# PASSAGE GIVEN:
○ ○ ○ ○

Isaiah describes God’s people who descend spiritually as a “whore” or harlot. That imagery identifies them with Greater Babylon, also called a “whore” or harlot. In effect, God’s rebellious people do all that Babylon does and thus suffer the same fate. They regard evil as good and good as evil. They devise schemes to exploit and defraud the needy. They rob and commit murder to get power and gain. They acquit the guilty for a bribe and deny justice to the innocent. They hurl insults and false accusations. They rely on one another instead of on God. They indulge in liquor and amusements and linger at night parties. They commit perverse and immoral acts. Isaiah therefore calls them “Sodom” and “Gomorrah.”
God’s wicked people include corrupt political leaders who dupe and mislead the masses. They draft and enforce oppressive legislation, depriving the poor of God’s people of their rights. They include religious leaders who misuse their ecclesiastical authority, who ostracize believers for being zealous for God. They practice hypocrisy and preach misleading things about God, leaving the hungry soul empty, the thirsty soul deprived. They include cultists who engage in sexual orgies and the ritual sacrifice of children. They delight in despicable acts, in committing abominations, deliberately desecrating what is sacred. By putting God out of their lives, they extinguish the divine spark within them.
Isaiah’s Seven-Part Structure, therefore, contrasts two opposite groups of people as two Cities, two Women, and as Babylon and Zion. And it contrasts two covenants affiliated with them that express each entity’s ideology. One is a “Covenant with Death,” an inherently self-destructive mechanism. The other is a Covenant of Life, God’s promise of eternal life. One consists of reliance on man’s counsels and schemes, on human agreements—on the “arm of flesh.” The other consists of adherence to God’s law and word as contained in scriptures and as his servant reveals it. At some point everyone makes a choice for or against God. When the world enters a countdown no comfort zone remains.
Those who willfully choose evil over good precipitate God’s end-time judgment. By rejecting God’s word, relying instead on their own ideas, they bring about their own damnation. The law people keep or fail to keep determines their imminent fate. Instead of choosing life—deliverance from destruction and a millennial peace—many choose death at the hands of the archtyrant. God’s servant acts as the catalyst of this end-time division of people throughout the world. They either respond to the servant’s message by complying with God’s law—thus qualifying for deliverance—or by rebelling against God and all that he represents. Like those who responded to Isaiah, humanity divides in two.

○ ○ ○ ○

# REQUIREMENT:
Answer these from the passage on Isaiah:
1. What two names does Isaiah call God's rebellious people?
2. What two covenants does the Seven-Part Structure contrast?
3. Who acts as the catalyst of the end-time division of people?

# DATASET EXTRACT:
○ ○ ○ ○

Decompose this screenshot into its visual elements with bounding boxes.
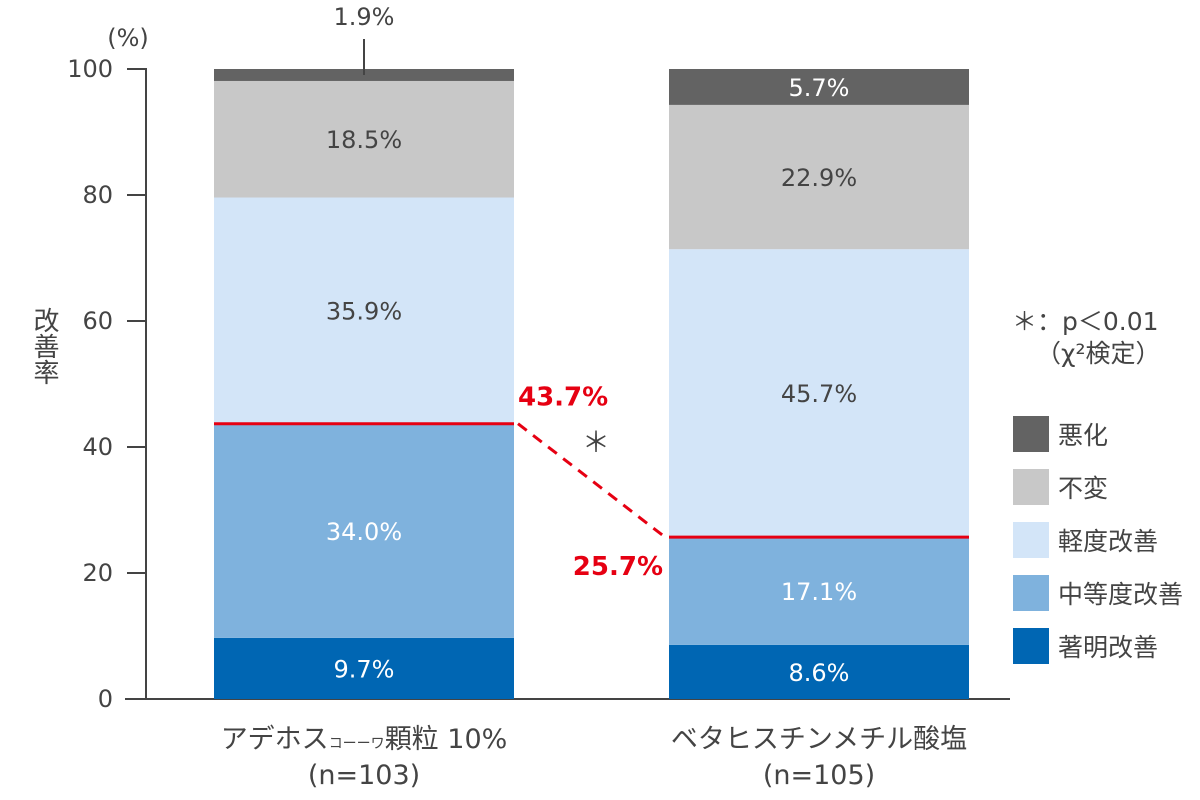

○ ○ ○ ○

# EXERCISE OUTPUT:
1. "Sodom" and "Gomorrah."
2. A "Covenant with Death" and a Covenant of Life.
3. God's servant.